- Born: Katherine Tupper Winn February 21, 1943 (age 83) Washington, D.C., U.S.
- Education: Boston University (BA)
- Occupation: Actress
- Years active: 1961–1983, 2011
- Spouse: Morton Winston ​ ​(m. 1979; div. 2004)​
- Children: 1
- Relatives: Katherine Tupper Marshall (grandmother)

= Kitty Winn =

American actress

Katherine Tupper Winn (born February 21, 1943) is an American retired actress. She is best known for her roles as the heroin addict Helen in the romantic drama The Panic in Needle Park (1971), for which she won the Best Actress Award at the 1971 Cannes Film Festival, and her recurring role of Sharon Spencer in the horror film franchise The Exorcist.

==Early life==
Winn was born in Washington, D.C., the daughter of Army officer James J. Winn and Molly Pender Brown Winn. She had one brother. Winn traveled widely during much of her childhood, having spent time in the United States, England, Germany, China, India, and Japan. Her mother is the stepdaughter of U.S. General of the Army, former US Secretary of State, and former US Secretary of Defense George C. Marshall and daughter of Katherine Tupper Marshall.

==Career==
Winn's career has spanned a wide range of dramatic productions on stage, in motion pictures and on television. She studied acting at Centenary Junior College and Boston University, graduating from the latter in 1966. During her college years Winn acted in student productions at Centenary Junior College, Boston University, and Harvard College, and summer stock for two summers at The Priscilla Beach Theatre, south of Boston. Shortly after college she joined the company at American Conservatory Theater in San Francisco, where she remained for four years under the artistic direction of William Ball.

In the fall of 1970 Winn left American Conservatory Theater to star opposite Al Pacino in the film The Panic in Needle Park, for which she won the Best Actress Award at the 1971 Cannes Film Festival. Although she went on to do several more films, including They Might Be Giants (1971) and The Exorcist (1973), she spent most of her career in theater.
___
REQUEST A:
Answer these from the text on Kitty Winn:
(i) In what year did she graduate from Boston University?
(ii) Who starred opposite her in The Panic in Needle Park?
(iii) What was her recurring role in The Exorcist franchise?
REQUEST B: Please write out the part of the text on Kitty Winn between "- Born: Katherine" and "Tupper Marshall (grandmother)", inclusive.
The lines below are separate material, apart from the text on Kitty Winn.

INFORMATION PROVIDED:
___
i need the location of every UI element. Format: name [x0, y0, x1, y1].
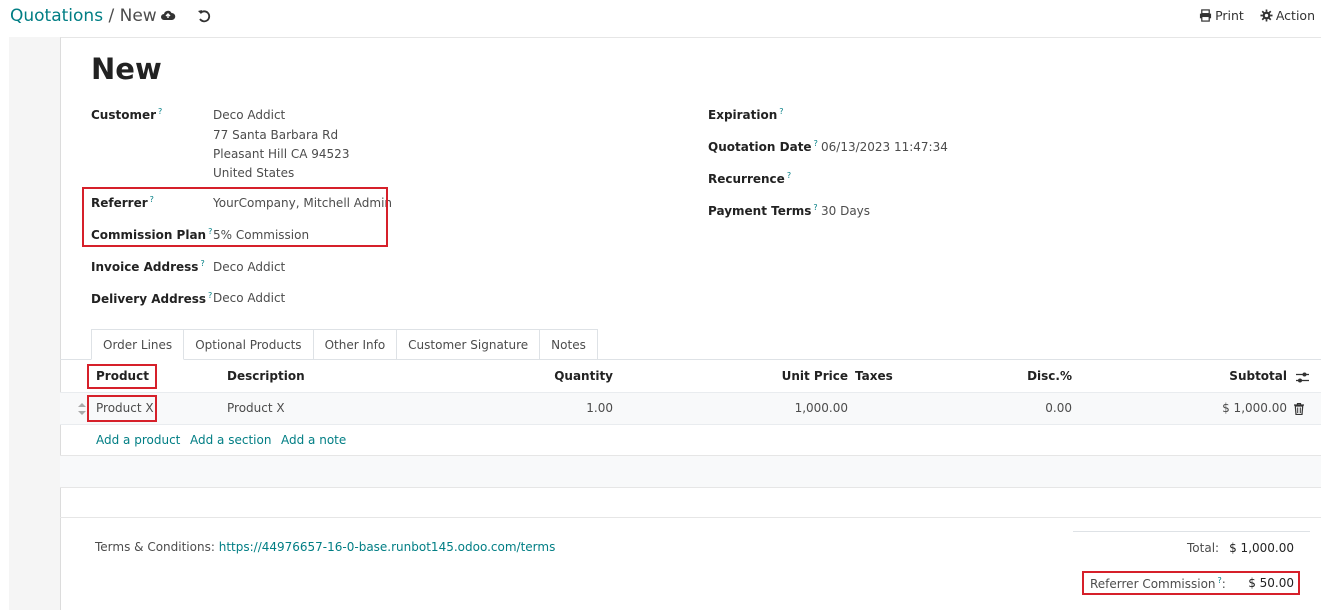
___
TASK RESULT A:
(i) 1966
(ii) Al Pacino
(iii) Sharon Spencer

TASK RESULT B:
- Born: Katherine Tupper Winn February 21, 1943 (age 83) Washington, D.C., U.S.
- Education: Boston University (BA)
- Occupation: Actress
- Years active: 1961–1983, 2011
- Spouse: Morton Winston ​ ​(m. 1979; div. 2004)​
- Children: 1
- Relatives: Katherine Tupper Marshall (grandmother)